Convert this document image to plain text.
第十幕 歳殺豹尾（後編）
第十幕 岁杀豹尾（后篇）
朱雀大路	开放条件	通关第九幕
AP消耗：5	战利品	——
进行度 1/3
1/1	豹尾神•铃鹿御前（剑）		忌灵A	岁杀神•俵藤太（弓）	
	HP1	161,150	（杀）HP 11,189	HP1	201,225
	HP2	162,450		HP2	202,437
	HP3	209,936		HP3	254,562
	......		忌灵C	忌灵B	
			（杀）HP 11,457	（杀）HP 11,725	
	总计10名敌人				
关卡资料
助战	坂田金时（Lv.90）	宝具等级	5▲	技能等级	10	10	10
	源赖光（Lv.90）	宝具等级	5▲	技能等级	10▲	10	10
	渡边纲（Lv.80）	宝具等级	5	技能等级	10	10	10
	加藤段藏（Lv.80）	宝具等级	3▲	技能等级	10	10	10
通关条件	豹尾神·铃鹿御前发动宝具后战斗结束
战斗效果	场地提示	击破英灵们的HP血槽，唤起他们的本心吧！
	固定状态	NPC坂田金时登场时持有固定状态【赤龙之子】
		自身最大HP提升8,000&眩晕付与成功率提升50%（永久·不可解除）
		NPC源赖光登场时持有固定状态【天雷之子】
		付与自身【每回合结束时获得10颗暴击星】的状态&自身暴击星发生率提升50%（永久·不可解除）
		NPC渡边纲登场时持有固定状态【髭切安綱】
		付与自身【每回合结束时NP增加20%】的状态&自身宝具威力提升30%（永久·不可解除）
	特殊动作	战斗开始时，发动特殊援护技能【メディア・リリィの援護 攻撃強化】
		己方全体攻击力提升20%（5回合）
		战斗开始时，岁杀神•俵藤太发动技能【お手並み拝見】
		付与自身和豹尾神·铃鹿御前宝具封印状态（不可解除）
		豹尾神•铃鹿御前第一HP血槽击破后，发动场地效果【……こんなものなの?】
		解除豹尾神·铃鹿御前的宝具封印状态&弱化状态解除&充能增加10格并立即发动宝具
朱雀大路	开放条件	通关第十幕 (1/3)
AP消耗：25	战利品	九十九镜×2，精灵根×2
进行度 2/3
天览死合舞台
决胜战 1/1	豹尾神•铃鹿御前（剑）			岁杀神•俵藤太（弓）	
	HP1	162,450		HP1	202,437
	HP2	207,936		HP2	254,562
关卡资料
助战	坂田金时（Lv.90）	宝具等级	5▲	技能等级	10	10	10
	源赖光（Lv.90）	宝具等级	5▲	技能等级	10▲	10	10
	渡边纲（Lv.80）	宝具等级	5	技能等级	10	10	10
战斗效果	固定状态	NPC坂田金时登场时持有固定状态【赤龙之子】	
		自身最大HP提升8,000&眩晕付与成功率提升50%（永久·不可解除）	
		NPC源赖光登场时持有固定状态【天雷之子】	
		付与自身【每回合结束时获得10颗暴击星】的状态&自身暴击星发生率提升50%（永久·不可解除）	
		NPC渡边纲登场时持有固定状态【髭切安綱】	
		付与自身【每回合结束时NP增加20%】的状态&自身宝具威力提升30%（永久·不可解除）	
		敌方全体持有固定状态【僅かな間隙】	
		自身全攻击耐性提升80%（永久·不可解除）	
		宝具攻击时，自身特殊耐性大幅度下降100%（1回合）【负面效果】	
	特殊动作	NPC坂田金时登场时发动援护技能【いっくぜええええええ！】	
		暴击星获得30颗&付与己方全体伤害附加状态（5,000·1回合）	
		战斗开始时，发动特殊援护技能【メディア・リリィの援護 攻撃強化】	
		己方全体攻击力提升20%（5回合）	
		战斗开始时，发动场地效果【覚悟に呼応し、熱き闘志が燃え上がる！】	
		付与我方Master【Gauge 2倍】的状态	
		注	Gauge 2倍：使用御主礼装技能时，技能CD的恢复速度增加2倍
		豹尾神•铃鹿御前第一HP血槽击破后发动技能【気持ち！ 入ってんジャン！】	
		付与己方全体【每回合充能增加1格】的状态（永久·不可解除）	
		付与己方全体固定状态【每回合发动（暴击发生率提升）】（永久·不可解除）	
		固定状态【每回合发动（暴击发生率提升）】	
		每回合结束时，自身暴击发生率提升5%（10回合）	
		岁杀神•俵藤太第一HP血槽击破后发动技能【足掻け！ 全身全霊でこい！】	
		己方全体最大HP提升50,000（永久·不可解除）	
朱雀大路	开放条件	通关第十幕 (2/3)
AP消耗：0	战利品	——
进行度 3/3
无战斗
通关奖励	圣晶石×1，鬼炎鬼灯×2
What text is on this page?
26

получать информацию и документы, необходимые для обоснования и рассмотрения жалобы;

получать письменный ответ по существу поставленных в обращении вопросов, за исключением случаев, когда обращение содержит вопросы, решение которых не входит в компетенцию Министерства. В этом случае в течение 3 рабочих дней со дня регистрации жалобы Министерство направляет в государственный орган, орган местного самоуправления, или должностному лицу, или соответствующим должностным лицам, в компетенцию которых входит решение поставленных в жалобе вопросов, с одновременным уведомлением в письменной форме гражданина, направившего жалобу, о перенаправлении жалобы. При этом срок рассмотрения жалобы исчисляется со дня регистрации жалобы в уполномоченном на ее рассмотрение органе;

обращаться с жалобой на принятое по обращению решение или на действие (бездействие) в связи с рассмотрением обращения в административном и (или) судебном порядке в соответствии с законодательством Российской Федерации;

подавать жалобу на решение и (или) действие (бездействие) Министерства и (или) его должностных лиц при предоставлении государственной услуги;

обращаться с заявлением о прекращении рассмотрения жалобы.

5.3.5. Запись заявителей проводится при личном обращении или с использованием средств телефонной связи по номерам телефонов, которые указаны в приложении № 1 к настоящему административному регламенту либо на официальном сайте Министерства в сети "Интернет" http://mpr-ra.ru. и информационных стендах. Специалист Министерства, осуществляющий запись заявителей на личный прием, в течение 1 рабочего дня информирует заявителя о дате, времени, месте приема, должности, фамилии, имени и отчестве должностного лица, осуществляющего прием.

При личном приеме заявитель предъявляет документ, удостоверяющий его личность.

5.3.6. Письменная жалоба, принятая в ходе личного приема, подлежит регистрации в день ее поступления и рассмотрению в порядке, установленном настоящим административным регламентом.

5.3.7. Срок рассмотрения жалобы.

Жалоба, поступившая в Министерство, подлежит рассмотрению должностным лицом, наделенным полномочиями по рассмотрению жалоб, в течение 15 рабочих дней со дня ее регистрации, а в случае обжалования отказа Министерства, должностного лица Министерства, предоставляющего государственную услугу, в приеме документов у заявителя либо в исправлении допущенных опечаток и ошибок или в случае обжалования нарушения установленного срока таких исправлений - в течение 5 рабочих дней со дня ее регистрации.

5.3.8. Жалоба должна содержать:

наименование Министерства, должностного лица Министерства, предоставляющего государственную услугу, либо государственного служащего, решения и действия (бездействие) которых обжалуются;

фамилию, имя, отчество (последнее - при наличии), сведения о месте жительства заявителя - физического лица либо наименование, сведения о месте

## What is being asked
Figure out how many lines above include the string "AP消耗", then report that number and nothing else.

## Solution to the problem
3